# [To do]
Only the lines from the one with "Read all visible content and emit it as JSON." to the last line belong in your answer; write them out exactly and drop the pictures.

━━━ Records for processing ━━━

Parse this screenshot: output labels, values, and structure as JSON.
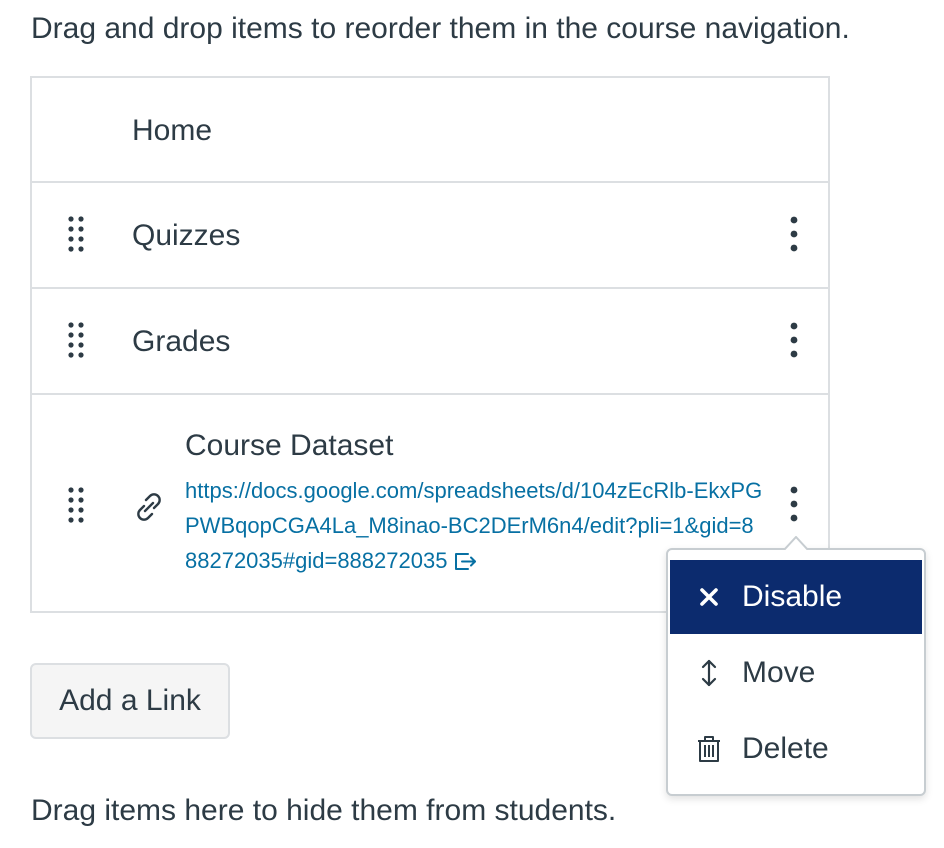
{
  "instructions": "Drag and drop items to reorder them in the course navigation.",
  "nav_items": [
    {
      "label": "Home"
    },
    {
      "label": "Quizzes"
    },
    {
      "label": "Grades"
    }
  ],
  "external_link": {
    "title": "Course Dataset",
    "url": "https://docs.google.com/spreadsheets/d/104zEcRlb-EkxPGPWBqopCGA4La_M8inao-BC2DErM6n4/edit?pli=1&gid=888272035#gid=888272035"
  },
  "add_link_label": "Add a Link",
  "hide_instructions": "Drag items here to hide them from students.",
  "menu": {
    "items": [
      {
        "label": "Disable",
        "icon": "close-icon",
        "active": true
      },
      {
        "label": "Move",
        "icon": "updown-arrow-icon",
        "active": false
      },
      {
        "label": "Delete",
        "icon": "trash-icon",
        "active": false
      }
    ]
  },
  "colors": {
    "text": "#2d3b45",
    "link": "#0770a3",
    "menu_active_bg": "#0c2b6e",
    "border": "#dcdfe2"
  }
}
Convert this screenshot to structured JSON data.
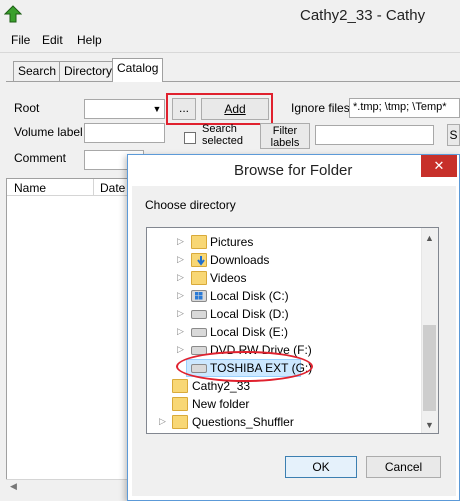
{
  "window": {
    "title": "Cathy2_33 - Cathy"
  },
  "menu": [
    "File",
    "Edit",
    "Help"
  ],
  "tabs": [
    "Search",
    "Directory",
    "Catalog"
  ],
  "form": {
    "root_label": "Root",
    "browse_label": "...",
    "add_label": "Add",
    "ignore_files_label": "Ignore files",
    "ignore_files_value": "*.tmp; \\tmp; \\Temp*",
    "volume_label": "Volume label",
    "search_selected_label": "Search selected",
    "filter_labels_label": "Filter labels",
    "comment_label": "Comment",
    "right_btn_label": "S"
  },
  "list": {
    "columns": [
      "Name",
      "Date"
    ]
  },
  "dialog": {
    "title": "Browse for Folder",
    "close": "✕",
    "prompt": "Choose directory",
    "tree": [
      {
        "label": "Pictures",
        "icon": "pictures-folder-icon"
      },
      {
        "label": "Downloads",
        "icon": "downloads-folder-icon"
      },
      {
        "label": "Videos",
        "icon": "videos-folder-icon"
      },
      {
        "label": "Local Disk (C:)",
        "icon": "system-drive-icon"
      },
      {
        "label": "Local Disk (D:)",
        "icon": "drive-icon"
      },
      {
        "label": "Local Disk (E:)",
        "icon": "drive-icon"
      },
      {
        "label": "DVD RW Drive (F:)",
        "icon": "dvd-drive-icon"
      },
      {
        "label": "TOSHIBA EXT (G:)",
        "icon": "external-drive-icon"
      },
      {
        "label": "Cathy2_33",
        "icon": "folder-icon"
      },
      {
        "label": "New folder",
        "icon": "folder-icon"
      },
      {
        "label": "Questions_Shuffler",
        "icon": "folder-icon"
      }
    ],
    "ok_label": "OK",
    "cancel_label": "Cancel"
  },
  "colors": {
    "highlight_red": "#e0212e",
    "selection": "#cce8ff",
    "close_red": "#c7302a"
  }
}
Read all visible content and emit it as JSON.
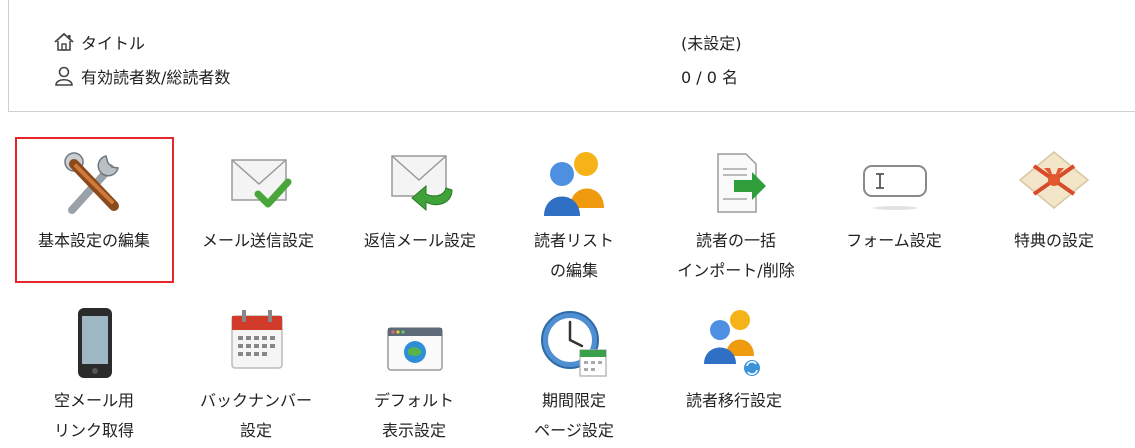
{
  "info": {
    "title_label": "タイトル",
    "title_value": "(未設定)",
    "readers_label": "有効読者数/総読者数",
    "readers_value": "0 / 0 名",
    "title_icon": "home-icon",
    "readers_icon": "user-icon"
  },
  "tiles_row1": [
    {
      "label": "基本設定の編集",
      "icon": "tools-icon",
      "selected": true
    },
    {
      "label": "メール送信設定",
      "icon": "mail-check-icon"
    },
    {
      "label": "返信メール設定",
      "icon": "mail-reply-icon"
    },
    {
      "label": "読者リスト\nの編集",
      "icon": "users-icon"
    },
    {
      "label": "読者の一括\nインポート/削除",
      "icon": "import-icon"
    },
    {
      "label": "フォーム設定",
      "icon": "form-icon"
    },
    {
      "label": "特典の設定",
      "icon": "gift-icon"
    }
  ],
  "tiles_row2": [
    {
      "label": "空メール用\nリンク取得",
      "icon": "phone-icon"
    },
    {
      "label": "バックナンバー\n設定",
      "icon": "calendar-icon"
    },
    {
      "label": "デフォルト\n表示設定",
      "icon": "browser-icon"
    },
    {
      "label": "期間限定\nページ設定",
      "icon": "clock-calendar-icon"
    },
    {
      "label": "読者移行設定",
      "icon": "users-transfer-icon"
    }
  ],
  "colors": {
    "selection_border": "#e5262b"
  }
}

━━━

# [Correct response]
Read all visible content and emit it as JSON.
{
  "info": {
    "title_label": "タイトル",
    "title_value": "(未設定)",
    "readers_label": "有効読者数/総読者数",
    "readers_value": "0 / 0 名",
    "title_icon": "home-icon",
    "readers_icon": "user-icon"
  },
  "tiles_row1": [
    {
      "label": "基本設定の編集",
      "icon": "tools-icon",
      "selected": true
    },
    {
      "label": "メール送信設定",
      "icon": "mail-check-icon"
    },
    {
      "label": "返信メール設定",
      "icon": "mail-reply-icon"
    },
    {
      "label": "読者リスト\nの編集",
      "icon": "users-icon"
    },
    {
      "label": "読者の一括\nインポート/削除",
      "icon": "import-icon"
    },
    {
      "label": "フォーム設定",
      "icon": "form-icon"
    },
    {
      "label": "特典の設定",
      "icon": "gift-icon"
    }
  ],
  "tiles_row2": [
    {
      "label": "空メール用\nリンク取得",
      "icon": "phone-icon"
    },
    {
      "label": "バックナンバー\n設定",
      "icon": "calendar-icon"
    },
    {
      "label": "デフォルト\n表示設定",
      "icon": "browser-icon"
    },
    {
      "label": "期間限定\nページ設定",
      "icon": "clock-calendar-icon"
    },
    {
      "label": "読者移行設定",
      "icon": "users-transfer-icon"
    }
  ],
  "colors": {
    "selection_border": "#e5262b"
  }
}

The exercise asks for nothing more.